:: 短い課題 1 ::
抜粋文にある「結局、A・B両氏は、2020年3月末で、公設秘書を解職され、菅原事務所からも解雇されてしまいました。」という一文を英語に訳してください。
:: 短い課題 2 ::
抜粋文のうち、「丸川氏が、「裏金問題」につい」を含む語句で始まり「を受け、大臣を辞任しました。」で終わる部分を、一字も変えずに書き写してください。

丸川氏が、「裏金問題」について説明不能の状況に陥っていることから、さすがに、今回の衆議院議員選挙に参議院から鞍替えして出馬をするのは断念するだろうと思っていたのですが、丸川氏は、自民党の非公認の対象にもならず、公示日に立候補の届出を行ったことが報じられました。しかも、ミニ集会などで、

「不透明な資金の流れに気づくことができなかった。反省している」

などと述べているとのことです。これまでの経緯からして、それが全くの虚言であることは明らかです。

菅原一秀氏を当選させてはならない理由

2019年10月、経済産業大臣に就任したばかりの菅原氏は、選挙区内の有権者にカニやメロン等の贈答品を配っていたと報じられ、続けて、秘書が、通夜に菅原氏の名前が入った香典を持参していたことが報じられたことを受け、大臣を辞任しました。

昨年10月に文春の記事が出た直後、私は公設第一秘書のA氏から相談を受けました。菅原氏は、文春の記事が出た直後から、

「自分は香典を持参するように指示はしていない。Aが文春と組んで、大臣の座から引きずり降ろした。」

というような話を、支援者などに言いふらしており、A氏は、事務所からも締め出され、秘書としての業務の指示も全くない状態で、そのままでは、事実無根の話を広められたまま公設秘書を解職され、A氏は、政治家秘書としてだけではなく、社会的信用も失うことになりかねないということで、弁護士の私に相談してきたのです。

私は、A氏と、同様に菅原氏の選挙区内の有権者宅への香典を届ける仕事をさせられていた公設第二秘書のB氏から委任を受け、菅原氏と交渉を行うことになりました。

菅原氏は、経産大臣辞任後、「体調不良」を理由に国会を欠席していましたが、その間も、地元の後援者・支援者などに、「Aが週刊文春と組んで自分を大臣辞任に追い込んだ」などと説明し、その話は、通常国会開会後、国会に出席するようになってからは、政界関係者からマスコミの間にまで広まっていました。

結局、A・B両氏は、2020年3月末で、公設秘書を解職され、菅原事務所からも解雇されてしまいました。その後、二人は、4月1日に、私の事務所で、初めて文春記者の取材を受けました。

6月16日、菅原氏が、突然、自民党本部で「記者会見」を行い、

「近所や後援会関係者らの葬儀が年間約90件あり、自身は8~9割出席しているが、私が海外にいた場合、公務で葬儀に参列できない場合に秘書に出てもらい、香典を渡してもらったことがある。枕花の提供もあった。反省している」

として公選法違反の事実を認めました。

:: 提示データ ::
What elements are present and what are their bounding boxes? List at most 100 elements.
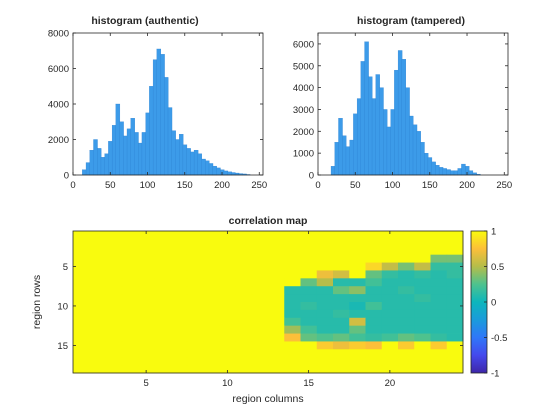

:: 回答 1 ::
In the end, both A and B were dismissed from their posts as public secretaries at the end of March 2020, and were also fired from the Sugawara office.

:: 回答 2 ::
丸川氏が、「裏金問題」について説明不能の状況に陥っていることから、さすがに、今回の衆議院議員選挙に参議院から鞍替えして出馬をするのは断念するだろうと思っていたのですが、丸川氏は、自民党の非公認の対象にもならず、公示日に立候補の届出を行ったことが報じられました。しかも、ミニ集会などで、

「不透明な資金の流れに気づくことができなかった。反省している」

などと述べているとのことです。これまでの経緯からして、それが全くの虚言であることは明らかです。

菅原一秀氏を当選させてはならない理由

2019年10月、経済産業大臣に就任したばかりの菅原氏は、選挙区内の有権者にカニやメロン等の贈答品を配っていたと報じられ、続けて、秘書が、通夜に菅原氏の名前が入った香典を持参していたことが報じられたことを受け、大臣を辞任しました。